<<<<

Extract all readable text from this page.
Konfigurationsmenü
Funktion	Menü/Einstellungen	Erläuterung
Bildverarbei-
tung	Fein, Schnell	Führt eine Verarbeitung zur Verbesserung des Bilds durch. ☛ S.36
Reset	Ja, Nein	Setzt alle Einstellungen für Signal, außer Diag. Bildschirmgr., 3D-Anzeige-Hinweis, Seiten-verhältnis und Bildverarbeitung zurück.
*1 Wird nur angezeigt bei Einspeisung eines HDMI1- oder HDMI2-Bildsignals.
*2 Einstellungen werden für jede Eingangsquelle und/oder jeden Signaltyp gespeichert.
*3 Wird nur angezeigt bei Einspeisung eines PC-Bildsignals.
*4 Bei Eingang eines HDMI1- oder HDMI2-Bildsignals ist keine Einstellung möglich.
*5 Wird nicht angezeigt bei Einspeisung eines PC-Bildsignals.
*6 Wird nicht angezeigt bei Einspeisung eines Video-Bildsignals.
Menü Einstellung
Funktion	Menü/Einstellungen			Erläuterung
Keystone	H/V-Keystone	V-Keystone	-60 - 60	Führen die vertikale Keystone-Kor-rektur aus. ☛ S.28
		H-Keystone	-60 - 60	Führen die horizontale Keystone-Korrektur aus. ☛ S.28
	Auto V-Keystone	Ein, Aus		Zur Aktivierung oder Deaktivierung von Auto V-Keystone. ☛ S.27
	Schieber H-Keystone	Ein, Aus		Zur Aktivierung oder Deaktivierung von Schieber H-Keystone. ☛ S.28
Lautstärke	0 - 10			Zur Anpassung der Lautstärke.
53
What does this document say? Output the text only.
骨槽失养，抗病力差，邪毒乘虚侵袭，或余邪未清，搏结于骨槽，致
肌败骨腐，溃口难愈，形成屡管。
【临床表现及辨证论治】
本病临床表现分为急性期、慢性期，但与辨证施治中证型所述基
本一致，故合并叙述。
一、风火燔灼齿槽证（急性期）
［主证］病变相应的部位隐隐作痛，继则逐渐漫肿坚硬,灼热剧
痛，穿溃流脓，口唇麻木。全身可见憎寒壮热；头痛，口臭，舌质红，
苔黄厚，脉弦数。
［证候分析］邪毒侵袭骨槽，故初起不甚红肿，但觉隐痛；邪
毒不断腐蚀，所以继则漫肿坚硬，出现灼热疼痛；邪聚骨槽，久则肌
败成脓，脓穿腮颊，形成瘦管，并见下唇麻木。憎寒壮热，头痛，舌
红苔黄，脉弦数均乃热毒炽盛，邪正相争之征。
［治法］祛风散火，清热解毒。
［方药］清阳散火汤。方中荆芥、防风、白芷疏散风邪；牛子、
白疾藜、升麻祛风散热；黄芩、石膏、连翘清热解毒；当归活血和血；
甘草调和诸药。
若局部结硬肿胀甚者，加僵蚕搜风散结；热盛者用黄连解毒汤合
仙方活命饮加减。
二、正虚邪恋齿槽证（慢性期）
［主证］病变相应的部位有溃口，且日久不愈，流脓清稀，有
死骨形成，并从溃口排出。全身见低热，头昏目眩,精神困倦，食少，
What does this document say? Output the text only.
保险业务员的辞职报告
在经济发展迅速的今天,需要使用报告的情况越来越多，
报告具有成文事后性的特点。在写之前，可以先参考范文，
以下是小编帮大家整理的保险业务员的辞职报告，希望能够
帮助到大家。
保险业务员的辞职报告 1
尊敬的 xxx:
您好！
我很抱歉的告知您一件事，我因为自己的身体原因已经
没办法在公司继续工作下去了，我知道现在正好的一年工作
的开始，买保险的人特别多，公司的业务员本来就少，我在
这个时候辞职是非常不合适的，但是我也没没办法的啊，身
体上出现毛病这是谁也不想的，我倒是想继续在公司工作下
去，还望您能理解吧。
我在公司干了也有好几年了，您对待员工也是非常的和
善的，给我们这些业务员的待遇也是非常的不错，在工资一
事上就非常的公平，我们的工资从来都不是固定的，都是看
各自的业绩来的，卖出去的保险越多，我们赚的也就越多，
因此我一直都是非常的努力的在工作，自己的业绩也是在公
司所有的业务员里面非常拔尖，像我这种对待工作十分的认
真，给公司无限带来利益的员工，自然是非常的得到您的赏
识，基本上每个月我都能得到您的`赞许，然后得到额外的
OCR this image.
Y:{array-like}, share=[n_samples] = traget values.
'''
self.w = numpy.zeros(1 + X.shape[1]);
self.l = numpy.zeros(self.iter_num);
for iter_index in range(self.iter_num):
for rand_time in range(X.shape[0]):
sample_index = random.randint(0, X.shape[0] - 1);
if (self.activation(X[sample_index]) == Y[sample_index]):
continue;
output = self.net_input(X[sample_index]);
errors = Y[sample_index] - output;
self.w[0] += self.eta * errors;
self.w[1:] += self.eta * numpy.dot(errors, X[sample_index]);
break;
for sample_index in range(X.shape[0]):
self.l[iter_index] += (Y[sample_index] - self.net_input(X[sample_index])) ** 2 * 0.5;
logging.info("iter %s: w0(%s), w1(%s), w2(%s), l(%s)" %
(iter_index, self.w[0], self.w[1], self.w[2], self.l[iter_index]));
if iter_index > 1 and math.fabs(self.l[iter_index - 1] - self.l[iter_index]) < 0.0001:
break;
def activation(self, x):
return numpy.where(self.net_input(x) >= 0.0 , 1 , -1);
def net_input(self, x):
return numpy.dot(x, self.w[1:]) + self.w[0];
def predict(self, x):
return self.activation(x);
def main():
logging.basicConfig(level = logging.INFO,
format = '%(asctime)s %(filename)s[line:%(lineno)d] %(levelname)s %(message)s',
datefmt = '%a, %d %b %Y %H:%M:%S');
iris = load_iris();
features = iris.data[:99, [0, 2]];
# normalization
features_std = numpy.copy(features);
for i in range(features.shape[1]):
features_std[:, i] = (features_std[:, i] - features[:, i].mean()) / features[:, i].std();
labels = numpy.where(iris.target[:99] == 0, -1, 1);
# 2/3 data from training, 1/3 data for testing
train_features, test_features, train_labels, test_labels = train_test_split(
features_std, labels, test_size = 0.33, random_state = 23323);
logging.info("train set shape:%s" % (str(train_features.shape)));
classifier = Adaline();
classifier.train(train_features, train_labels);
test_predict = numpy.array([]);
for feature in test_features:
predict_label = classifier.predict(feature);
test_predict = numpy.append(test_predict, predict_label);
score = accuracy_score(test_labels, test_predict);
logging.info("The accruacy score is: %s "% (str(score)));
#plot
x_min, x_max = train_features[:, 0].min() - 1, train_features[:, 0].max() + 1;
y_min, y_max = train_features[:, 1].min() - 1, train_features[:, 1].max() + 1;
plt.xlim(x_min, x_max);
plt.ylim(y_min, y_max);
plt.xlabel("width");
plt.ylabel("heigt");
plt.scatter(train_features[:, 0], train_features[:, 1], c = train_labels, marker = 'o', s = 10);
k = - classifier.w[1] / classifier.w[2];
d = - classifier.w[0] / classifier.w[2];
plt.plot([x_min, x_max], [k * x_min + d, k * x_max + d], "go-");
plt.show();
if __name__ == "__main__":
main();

>>>>

Task requirements
Reproduce the records above exactly as they appear.

Solved exercise
Extract all readable text from this page.
Konfigurationsmenü
Funktion	Menü/Einstellungen	Erläuterung
Bildverarbei-
tung	Fein, Schnell	Führt eine Verarbeitung zur Verbesserung des Bilds durch. ☛ S.36
Reset	Ja, Nein	Setzt alle Einstellungen für Signal, außer Diag. Bildschirmgr., 3D-Anzeige-Hinweis, Seiten-verhältnis und Bildverarbeitung zurück.
*1 Wird nur angezeigt bei Einspeisung eines HDMI1- oder HDMI2-Bildsignals.
*2 Einstellungen werden für jede Eingangsquelle und/oder jeden Signaltyp gespeichert.
*3 Wird nur angezeigt bei Einspeisung eines PC-Bildsignals.
*4 Bei Eingang eines HDMI1- oder HDMI2-Bildsignals ist keine Einstellung möglich.
*5 Wird nicht angezeigt bei Einspeisung eines PC-Bildsignals.
*6 Wird nicht angezeigt bei Einspeisung eines Video-Bildsignals.
Menü Einstellung
Funktion	Menü/Einstellungen			Erläuterung
Keystone	H/V-Keystone	V-Keystone	-60 - 60	Führen die vertikale Keystone-Kor-rektur aus. ☛ S.28
		H-Keystone	-60 - 60	Führen die horizontale Keystone-Korrektur aus. ☛ S.28
	Auto V-Keystone	Ein, Aus		Zur Aktivierung oder Deaktivierung von Auto V-Keystone. ☛ S.27
	Schieber H-Keystone	Ein, Aus		Zur Aktivierung oder Deaktivierung von Schieber H-Keystone. ☛ S.28
Lautstärke	0 - 10			Zur Anpassung der Lautstärke.
53
What does this document say? Output the text only.
骨槽失养，抗病力差，邪毒乘虚侵袭，或余邪未清，搏结于骨槽，致
肌败骨腐，溃口难愈，形成屡管。
【临床表现及辨证论治】
本病临床表现分为急性期、慢性期，但与辨证施治中证型所述基
本一致，故合并叙述。
一、风火燔灼齿槽证（急性期）
［主证］病变相应的部位隐隐作痛，继则逐渐漫肿坚硬,灼热剧
痛，穿溃流脓，口唇麻木。全身可见憎寒壮热；头痛，口臭，舌质红，
苔黄厚，脉弦数。
［证候分析］邪毒侵袭骨槽，故初起不甚红肿，但觉隐痛；邪
毒不断腐蚀，所以继则漫肿坚硬，出现灼热疼痛；邪聚骨槽，久则肌
败成脓，脓穿腮颊，形成瘦管，并见下唇麻木。憎寒壮热，头痛，舌
红苔黄，脉弦数均乃热毒炽盛，邪正相争之征。
［治法］祛风散火，清热解毒。
［方药］清阳散火汤。方中荆芥、防风、白芷疏散风邪；牛子、
白疾藜、升麻祛风散热；黄芩、石膏、连翘清热解毒；当归活血和血；
甘草调和诸药。
若局部结硬肿胀甚者，加僵蚕搜风散结；热盛者用黄连解毒汤合
仙方活命饮加减。
二、正虚邪恋齿槽证（慢性期）
［主证］病变相应的部位有溃口，且日久不愈，流脓清稀，有
死骨形成，并从溃口排出。全身见低热，头昏目眩,精神困倦，食少，
What does this document say? Output the text only.
保险业务员的辞职报告
在经济发展迅速的今天,需要使用报告的情况越来越多，
报告具有成文事后性的特点。在写之前，可以先参考范文，
以下是小编帮大家整理的保险业务员的辞职报告，希望能够
帮助到大家。
保险业务员的辞职报告 1
尊敬的 xxx:
您好！
我很抱歉的告知您一件事，我因为自己的身体原因已经
没办法在公司继续工作下去了，我知道现在正好的一年工作
的开始，买保险的人特别多，公司的业务员本来就少，我在
这个时候辞职是非常不合适的，但是我也没没办法的啊，身
体上出现毛病这是谁也不想的，我倒是想继续在公司工作下
去，还望您能理解吧。
我在公司干了也有好几年了，您对待员工也是非常的和
善的，给我们这些业务员的待遇也是非常的不错，在工资一
事上就非常的公平，我们的工资从来都不是固定的，都是看
各自的业绩来的，卖出去的保险越多，我们赚的也就越多，
因此我一直都是非常的努力的在工作，自己的业绩也是在公
司所有的业务员里面非常拔尖，像我这种对待工作十分的认
真，给公司无限带来利益的员工，自然是非常的得到您的赏
识，基本上每个月我都能得到您的`赞许，然后得到额外的
OCR this image.
Y:{array-like}, share=[n_samples] = traget values.
'''
self.w = numpy.zeros(1 + X.shape[1]);
self.l = numpy.zeros(self.iter_num);
for iter_index in range(self.iter_num):
for rand_time in range(X.shape[0]):
sample_index = random.randint(0, X.shape[0] - 1);
if (self.activation(X[sample_index]) == Y[sample_index]):
continue;
output = self.net_input(X[sample_index]);
errors = Y[sample_index] - output;
self.w[0] += self.eta * errors;
self.w[1:] += self.eta * numpy.dot(errors, X[sample_index]);
break;
for sample_index in range(X.shape[0]):
self.l[iter_index] += (Y[sample_index] - self.net_input(X[sample_index])) ** 2 * 0.5;
logging.info("iter %s: w0(%s), w1(%s), w2(%s), l(%s)" %
(iter_index, self.w[0], self.w[1], self.w[2], self.l[iter_index]));
if iter_index > 1 and math.fabs(self.l[iter_index - 1] - self.l[iter_index]) < 0.0001:
break;
def activation(self, x):
return numpy.where(self.net_input(x) >= 0.0 , 1 , -1);
def net_input(self, x):
return numpy.dot(x, self.w[1:]) + self.w[0];
def predict(self, x):
return self.activation(x);
def main():
logging.basicConfig(level = logging.INFO,
format = '%(asctime)s %(filename)s[line:%(lineno)d] %(levelname)s %(message)s',
datefmt = '%a, %d %b %Y %H:%M:%S');
iris = load_iris();
features = iris.data[:99, [0, 2]];
# normalization
features_std = numpy.copy(features);
for i in range(features.shape[1]):
features_std[:, i] = (features_std[:, i] - features[:, i].mean()) / features[:, i].std();
labels = numpy.where(iris.target[:99] == 0, -1, 1);
# 2/3 data from training, 1/3 data for testing
train_features, test_features, train_labels, test_labels = train_test_split(
features_std, labels, test_size = 0.33, random_state = 23323);
logging.info("train set shape:%s" % (str(train_features.shape)));
classifier = Adaline();
classifier.train(train_features, train_labels);
test_predict = numpy.array([]);
for feature in test_features:
predict_label = classifier.predict(feature);
test_predict = numpy.append(test_predict, predict_label);
score = accuracy_score(test_labels, test_predict);
logging.info("The accruacy score is: %s "% (str(score)));
#plot
x_min, x_max = train_features[:, 0].min() - 1, train_features[:, 0].max() + 1;
y_min, y_max = train_features[:, 1].min() - 1, train_features[:, 1].max() + 1;
plt.xlim(x_min, x_max);
plt.ylim(y_min, y_max);
plt.xlabel("width");
plt.ylabel("heigt");
plt.scatter(train_features[:, 0], train_features[:, 1], c = train_labels, marker = 'o', s = 10);
k = - classifier.w[1] / classifier.w[2];
d = - classifier.w[0] / classifier.w[2];
plt.plot([x_min, x_max], [k * x_min + d, k * x_max + d], "go-");
plt.show();
if __name__ == "__main__":
main();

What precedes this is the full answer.